» **What the task requires**: Retype the material below. Keep every word exactly as it is.
___ Provided entries
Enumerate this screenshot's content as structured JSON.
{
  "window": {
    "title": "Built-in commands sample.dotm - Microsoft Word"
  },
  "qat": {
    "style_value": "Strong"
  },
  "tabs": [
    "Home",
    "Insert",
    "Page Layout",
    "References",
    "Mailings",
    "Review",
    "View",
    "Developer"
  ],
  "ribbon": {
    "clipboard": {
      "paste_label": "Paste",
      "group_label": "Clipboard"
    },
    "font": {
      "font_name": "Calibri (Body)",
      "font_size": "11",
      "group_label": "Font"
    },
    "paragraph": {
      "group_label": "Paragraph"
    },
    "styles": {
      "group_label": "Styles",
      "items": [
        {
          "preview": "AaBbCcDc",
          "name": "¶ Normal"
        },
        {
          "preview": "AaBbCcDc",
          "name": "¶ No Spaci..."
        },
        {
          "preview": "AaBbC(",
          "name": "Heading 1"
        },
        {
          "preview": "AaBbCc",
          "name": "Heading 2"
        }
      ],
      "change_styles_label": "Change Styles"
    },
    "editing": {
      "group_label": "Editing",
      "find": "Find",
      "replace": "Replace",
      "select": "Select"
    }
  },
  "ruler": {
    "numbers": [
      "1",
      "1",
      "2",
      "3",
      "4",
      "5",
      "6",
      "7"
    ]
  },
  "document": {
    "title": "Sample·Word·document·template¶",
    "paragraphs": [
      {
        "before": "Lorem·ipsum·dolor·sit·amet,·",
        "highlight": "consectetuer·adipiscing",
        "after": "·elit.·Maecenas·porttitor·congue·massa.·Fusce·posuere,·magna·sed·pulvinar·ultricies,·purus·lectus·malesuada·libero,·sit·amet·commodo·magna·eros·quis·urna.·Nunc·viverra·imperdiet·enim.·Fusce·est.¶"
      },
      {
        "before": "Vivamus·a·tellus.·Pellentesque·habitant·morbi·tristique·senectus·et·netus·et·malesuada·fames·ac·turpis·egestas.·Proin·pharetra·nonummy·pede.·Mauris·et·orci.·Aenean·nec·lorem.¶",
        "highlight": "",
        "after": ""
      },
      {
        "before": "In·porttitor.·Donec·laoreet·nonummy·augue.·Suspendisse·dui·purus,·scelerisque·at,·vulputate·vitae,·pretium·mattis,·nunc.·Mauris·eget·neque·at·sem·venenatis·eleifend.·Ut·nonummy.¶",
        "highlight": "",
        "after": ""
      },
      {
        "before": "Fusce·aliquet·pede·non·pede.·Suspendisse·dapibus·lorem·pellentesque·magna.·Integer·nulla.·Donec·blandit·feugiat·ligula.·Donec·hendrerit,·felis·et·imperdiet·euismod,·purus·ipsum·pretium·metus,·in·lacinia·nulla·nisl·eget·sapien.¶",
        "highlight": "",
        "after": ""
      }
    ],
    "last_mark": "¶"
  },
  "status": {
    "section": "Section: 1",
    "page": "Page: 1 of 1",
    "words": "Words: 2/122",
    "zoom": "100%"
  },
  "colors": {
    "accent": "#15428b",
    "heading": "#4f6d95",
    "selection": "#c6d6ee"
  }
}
______
» **Result**:
Enumerate this screenshot's content as structured JSON.
{
  "window": {
    "title": "Built-in commands sample.dotm - Microsoft Word"
  },
  "qat": {
    "style_value": "Strong"
  },
  "tabs": [
    "Home",
    "Insert",
    "Page Layout",
    "References",
    "Mailings",
    "Review",
    "View",
    "Developer"
  ],
  "ribbon": {
    "clipboard": {
      "paste_label": "Paste",
      "group_label": "Clipboard"
    },
    "font": {
      "font_name": "Calibri (Body)",
      "font_size": "11",
      "group_label": "Font"
    },
    "paragraph": {
      "group_label": "Paragraph"
    },
    "styles": {
      "group_label": "Styles",
      "items": [
        {
          "preview": "AaBbCcDc",
          "name": "¶ Normal"
        },
        {
          "preview": "AaBbCcDc",
          "name": "¶ No Spaci..."
        },
        {
          "preview": "AaBbC(",
          "name": "Heading 1"
        },
        {
          "preview": "AaBbCc",
          "name": "Heading 2"
        }
      ],
      "change_styles_label": "Change Styles"
    },
    "editing": {
      "group_label": "Editing",
      "find": "Find",
      "replace": "Replace",
      "select": "Select"
    }
  },
  "ruler": {
    "numbers": [
      "1",
      "1",
      "2",
      "3",
      "4",
      "5",
      "6",
      "7"
    ]
  },
  "document": {
    "title": "Sample·Word·document·template¶",
    "paragraphs": [
      {
        "before": "Lorem·ipsum·dolor·sit·amet,·",
        "highlight": "consectetuer·adipiscing",
        "after": "·elit.·Maecenas·porttitor·congue·massa.·Fusce·posuere,·magna·sed·pulvinar·ultricies,·purus·lectus·malesuada·libero,·sit·amet·commodo·magna·eros·quis·urna.·Nunc·viverra·imperdiet·enim.·Fusce·est.¶"
      },
      {
        "before": "Vivamus·a·tellus.·Pellentesque·habitant·morbi·tristique·senectus·et·netus·et·malesuada·fames·ac·turpis·egestas.·Proin·pharetra·nonummy·pede.·Mauris·et·orci.·Aenean·nec·lorem.¶",
        "highlight": "",
        "after": ""
      },
      {
        "before": "In·porttitor.·Donec·laoreet·nonummy·augue.·Suspendisse·dui·purus,·scelerisque·at,·vulputate·vitae,·pretium·mattis,·nunc.·Mauris·eget·neque·at·sem·venenatis·eleifend.·Ut·nonummy.¶",
        "highlight": "",
        "after": ""
      },
      {
        "before": "Fusce·aliquet·pede·non·pede.·Suspendisse·dapibus·lorem·pellentesque·magna.·Integer·nulla.·Donec·blandit·feugiat·ligula.·Donec·hendrerit,·felis·et·imperdiet·euismod,·purus·ipsum·pretium·metus,·in·lacinia·nulla·nisl·eget·sapien.¶",
        "highlight": "",
        "after": ""
      }
    ],
    "last_mark": "¶"
  },
  "status": {
    "section": "Section: 1",
    "page": "Page: 1 of 1",
    "words": "Words: 2/122",
    "zoom": "100%"
  },
  "colors": {
    "accent": "#15428b",
    "heading": "#4f6d95",
    "selection": "#c6d6ee"
  }
}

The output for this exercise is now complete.